● **SHORT PROBLEM**: Repeat the entire listing exactly.

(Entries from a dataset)
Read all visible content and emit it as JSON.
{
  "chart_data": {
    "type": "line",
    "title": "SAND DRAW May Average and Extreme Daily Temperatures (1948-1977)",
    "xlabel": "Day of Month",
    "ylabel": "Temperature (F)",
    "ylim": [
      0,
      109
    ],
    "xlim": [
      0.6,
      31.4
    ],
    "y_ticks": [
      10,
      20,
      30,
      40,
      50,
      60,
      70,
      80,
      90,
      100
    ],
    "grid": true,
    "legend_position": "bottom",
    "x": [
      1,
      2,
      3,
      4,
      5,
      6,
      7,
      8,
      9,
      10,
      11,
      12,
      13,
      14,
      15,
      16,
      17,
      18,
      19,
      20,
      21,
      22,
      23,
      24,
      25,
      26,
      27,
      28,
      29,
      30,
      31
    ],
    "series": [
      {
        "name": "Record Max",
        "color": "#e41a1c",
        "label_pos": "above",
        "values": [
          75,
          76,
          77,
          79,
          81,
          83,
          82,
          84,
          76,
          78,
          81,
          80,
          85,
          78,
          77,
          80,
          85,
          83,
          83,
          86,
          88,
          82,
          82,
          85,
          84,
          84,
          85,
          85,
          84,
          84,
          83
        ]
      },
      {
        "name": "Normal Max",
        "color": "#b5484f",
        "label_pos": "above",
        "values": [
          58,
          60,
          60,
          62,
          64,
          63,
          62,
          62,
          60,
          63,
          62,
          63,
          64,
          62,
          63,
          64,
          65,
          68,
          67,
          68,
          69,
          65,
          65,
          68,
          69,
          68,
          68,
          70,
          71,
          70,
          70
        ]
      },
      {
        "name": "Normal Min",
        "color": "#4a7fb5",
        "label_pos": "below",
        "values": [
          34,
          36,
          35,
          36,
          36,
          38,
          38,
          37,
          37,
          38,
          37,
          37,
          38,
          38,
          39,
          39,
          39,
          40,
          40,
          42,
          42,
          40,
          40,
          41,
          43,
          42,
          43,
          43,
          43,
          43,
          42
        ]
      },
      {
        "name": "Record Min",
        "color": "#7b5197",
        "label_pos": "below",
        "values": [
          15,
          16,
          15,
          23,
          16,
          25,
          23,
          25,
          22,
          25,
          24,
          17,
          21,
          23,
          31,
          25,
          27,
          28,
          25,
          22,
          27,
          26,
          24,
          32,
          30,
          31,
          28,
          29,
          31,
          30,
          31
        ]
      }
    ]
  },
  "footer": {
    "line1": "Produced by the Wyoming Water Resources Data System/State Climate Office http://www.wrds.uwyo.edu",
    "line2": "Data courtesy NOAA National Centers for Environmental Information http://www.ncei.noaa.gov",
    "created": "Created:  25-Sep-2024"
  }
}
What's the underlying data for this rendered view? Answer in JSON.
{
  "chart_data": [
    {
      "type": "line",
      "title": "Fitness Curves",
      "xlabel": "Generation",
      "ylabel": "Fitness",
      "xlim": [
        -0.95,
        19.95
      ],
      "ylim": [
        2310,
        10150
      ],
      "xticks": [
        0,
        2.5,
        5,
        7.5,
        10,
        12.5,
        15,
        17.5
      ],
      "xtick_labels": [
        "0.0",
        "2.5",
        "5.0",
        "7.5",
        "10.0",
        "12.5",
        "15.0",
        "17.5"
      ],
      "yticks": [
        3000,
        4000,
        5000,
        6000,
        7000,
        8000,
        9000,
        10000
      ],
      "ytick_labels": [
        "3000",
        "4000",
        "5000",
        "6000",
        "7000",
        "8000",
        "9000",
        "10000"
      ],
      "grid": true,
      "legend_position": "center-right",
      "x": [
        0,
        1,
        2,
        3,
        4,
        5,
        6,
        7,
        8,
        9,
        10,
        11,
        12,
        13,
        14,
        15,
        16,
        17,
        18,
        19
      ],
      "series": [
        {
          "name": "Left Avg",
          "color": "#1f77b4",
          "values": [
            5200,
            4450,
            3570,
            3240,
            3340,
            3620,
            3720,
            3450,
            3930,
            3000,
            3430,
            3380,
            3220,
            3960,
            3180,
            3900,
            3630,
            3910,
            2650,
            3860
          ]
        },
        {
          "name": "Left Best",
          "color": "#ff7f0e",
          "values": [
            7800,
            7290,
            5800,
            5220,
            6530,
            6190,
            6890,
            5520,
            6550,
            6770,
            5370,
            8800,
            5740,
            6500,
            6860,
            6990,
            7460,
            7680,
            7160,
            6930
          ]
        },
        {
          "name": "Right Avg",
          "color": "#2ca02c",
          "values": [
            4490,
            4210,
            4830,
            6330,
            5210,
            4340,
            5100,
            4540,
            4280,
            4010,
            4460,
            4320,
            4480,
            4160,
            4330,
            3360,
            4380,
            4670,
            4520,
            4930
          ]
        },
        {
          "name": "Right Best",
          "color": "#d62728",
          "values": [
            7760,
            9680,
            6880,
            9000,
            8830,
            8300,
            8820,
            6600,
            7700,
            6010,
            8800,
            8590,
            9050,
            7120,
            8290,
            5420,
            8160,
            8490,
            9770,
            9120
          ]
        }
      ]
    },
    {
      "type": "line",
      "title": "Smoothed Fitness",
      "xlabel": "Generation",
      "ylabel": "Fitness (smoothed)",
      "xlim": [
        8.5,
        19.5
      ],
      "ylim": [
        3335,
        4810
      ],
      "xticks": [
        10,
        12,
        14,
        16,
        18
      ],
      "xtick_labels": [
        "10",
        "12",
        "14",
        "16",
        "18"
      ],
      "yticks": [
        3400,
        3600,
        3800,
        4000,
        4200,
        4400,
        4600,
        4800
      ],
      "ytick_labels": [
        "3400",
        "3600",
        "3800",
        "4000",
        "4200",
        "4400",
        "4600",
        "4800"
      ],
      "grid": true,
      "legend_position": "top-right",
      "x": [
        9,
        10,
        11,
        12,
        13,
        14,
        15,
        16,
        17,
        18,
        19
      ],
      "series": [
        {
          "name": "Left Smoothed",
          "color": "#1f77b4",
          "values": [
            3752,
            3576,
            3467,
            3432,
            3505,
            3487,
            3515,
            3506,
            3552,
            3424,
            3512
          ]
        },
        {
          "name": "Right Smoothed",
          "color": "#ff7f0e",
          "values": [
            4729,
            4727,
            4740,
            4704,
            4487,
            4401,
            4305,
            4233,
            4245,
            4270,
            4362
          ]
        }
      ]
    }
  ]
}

● **EXPECTED ANSWER**:
Read all visible content and emit it as JSON.
{
  "chart_data": {
    "type": "line",
    "title": "SAND DRAW May Average and Extreme Daily Temperatures (1948-1977)",
    "xlabel": "Day of Month",
    "ylabel": "Temperature (F)",
    "ylim": [
      0,
      109
    ],
    "xlim": [
      0.6,
      31.4
    ],
    "y_ticks": [
      10,
      20,
      30,
      40,
      50,
      60,
      70,
      80,
      90,
      100
    ],
    "grid": true,
    "legend_position": "bottom",
    "x": [
      1,
      2,
      3,
      4,
      5,
      6,
      7,
      8,
      9,
      10,
      11,
      12,
      13,
      14,
      15,
      16,
      17,
      18,
      19,
      20,
      21,
      22,
      23,
      24,
      25,
      26,
      27,
      28,
      29,
      30,
      31
    ],
    "series": [
      {
        "name": "Record Max",
        "color": "#e41a1c",
        "label_pos": "above",
        "values": [
          75,
          76,
          77,
          79,
          81,
          83,
          82,
          84,
          76,
          78,
          81,
          80,
          85,
          78,
          77,
          80,
          85,
          83,
          83,
          86,
          88,
          82,
          82,
          85,
          84,
          84,
          85,
          85,
          84,
          84,
          83
        ]
      },
      {
        "name": "Normal Max",
        "color": "#b5484f",
        "label_pos": "above",
        "values": [
          58,
          60,
          60,
          62,
          64,
          63,
          62,
          62,
          60,
          63,
          62,
          63,
          64,
          62,
          63,
          64,
          65,
          68,
          67,
          68,
          69,
          65,
          65,
          68,
          69,
          68,
          68,
          70,
          71,
          70,
          70
        ]
      },
      {
        "name": "Normal Min",
        "color": "#4a7fb5",
        "label_pos": "below",
        "values": [
          34,
          36,
          35,
          36,
          36,
          38,
          38,
          37,
          37,
          38,
          37,
          37,
          38,
          38,
          39,
          39,
          39,
          40,
          40,
          42,
          42,
          40,
          40,
          41,
          43,
          42,
          43,
          43,
          43,
          43,
          42
        ]
      },
      {
        "name": "Record Min",
        "color": "#7b5197",
        "label_pos": "below",
        "values": [
          15,
          16,
          15,
          23,
          16,
          25,
          23,
          25,
          22,
          25,
          24,
          17,
          21,
          23,
          31,
          25,
          27,
          28,
          25,
          22,
          27,
          26,
          24,
          32,
          30,
          31,
          28,
          29,
          31,
          30,
          31
        ]
      }
    ]
  },
  "footer": {
    "line1": "Produced by the Wyoming Water Resources Data System/State Climate Office http://www.wrds.uwyo.edu",
    "line2": "Data courtesy NOAA National Centers for Environmental Information http://www.ncei.noaa.gov",
    "created": "Created:  25-Sep-2024"
  }
}
What's the underlying data for this rendered view? Answer in JSON.
{
  "chart_data": [
    {
      "type": "line",
      "title": "Fitness Curves",
      "xlabel": "Generation",
      "ylabel": "Fitness",
      "xlim": [
        -0.95,
        19.95
      ],
      "ylim": [
        2310,
        10150
      ],
      "xticks": [
        0,
        2.5,
        5,
        7.5,
        10,
        12.5,
        15,
        17.5
      ],
      "xtick_labels": [
        "0.0",
        "2.5",
        "5.0",
        "7.5",
        "10.0",
        "12.5",
        "15.0",
        "17.5"
      ],
      "yticks": [
        3000,
        4000,
        5000,
        6000,
        7000,
        8000,
        9000,
        10000
      ],
      "ytick_labels": [
        "3000",
        "4000",
        "5000",
        "6000",
        "7000",
        "8000",
        "9000",
        "10000"
      ],
      "grid": true,
      "legend_position": "center-right",
      "x": [
        0,
        1,
        2,
        3,
        4,
        5,
        6,
        7,
        8,
        9,
        10,
        11,
        12,
        13,
        14,
        15,
        16,
        17,
        18,
        19
      ],
      "series": [
        {
          "name": "Left Avg",
          "color": "#1f77b4",
          "values": [
            5200,
            4450,
            3570,
            3240,
            3340,
            3620,
            3720,
            3450,
            3930,
            3000,
            3430,
            3380,
            3220,
            3960,
            3180,
            3900,
            3630,
            3910,
            2650,
            3860
          ]
        },
        {
          "name": "Left Best",
          "color": "#ff7f0e",
          "values": [
            7800,
            7290,
            5800,
            5220,
            6530,
            6190,
            6890,
            5520,
            6550,
            6770,
            5370,
            8800,
            5740,
            6500,
            6860,
            6990,
            7460,
            7680,
            7160,
            6930
          ]
        },
        {
          "name": "Right Avg",
          "color": "#2ca02c",
          "values": [
            4490,
            4210,
            4830,
            6330,
            5210,
            4340,
            5100,
            4540,
            4280,
            4010,
            4460,
            4320,
            4480,
            4160,
            4330,
            3360,
            4380,
            4670,
            4520,
            4930
          ]
        },
        {
          "name": "Right Best",
          "color": "#d62728",
          "values": [
            7760,
            9680,
            6880,
            9000,
            8830,
            8300,
            8820,
            6600,
            7700,
            6010,
            8800,
            8590,
            9050,
            7120,
            8290,
            5420,
            8160,
            8490,
            9770,
            9120
          ]
        }
      ]
    },
    {
      "type": "line",
      "title": "Smoothed Fitness",
      "xlabel": "Generation",
      "ylabel": "Fitness (smoothed)",
      "xlim": [
        8.5,
        19.5
      ],
      "ylim": [
        3335,
        4810
      ],
      "xticks": [
        10,
        12,
        14,
        16,
        18
      ],
      "xtick_labels": [
        "10",
        "12",
        "14",
        "16",
        "18"
      ],
      "yticks": [
        3400,
        3600,
        3800,
        4000,
        4200,
        4400,
        4600,
        4800
      ],
      "ytick_labels": [
        "3400",
        "3600",
        "3800",
        "4000",
        "4200",
        "4400",
        "4600",
        "4800"
      ],
      "grid": true,
      "legend_position": "top-right",
      "x": [
        9,
        10,
        11,
        12,
        13,
        14,
        15,
        16,
        17,
        18,
        19
      ],
      "series": [
        {
          "name": "Left Smoothed",
          "color": "#1f77b4",
          "values": [
            3752,
            3576,
            3467,
            3432,
            3505,
            3487,
            3515,
            3506,
            3552,
            3424,
            3512
          ]
        },
        {
          "name": "Right Smoothed",
          "color": "#ff7f0e",
          "values": [
            4729,
            4727,
            4740,
            4704,
            4487,
            4401,
            4305,
            4233,
            4245,
            4270,
            4362
          ]
        }
      ]
    }
  ]
}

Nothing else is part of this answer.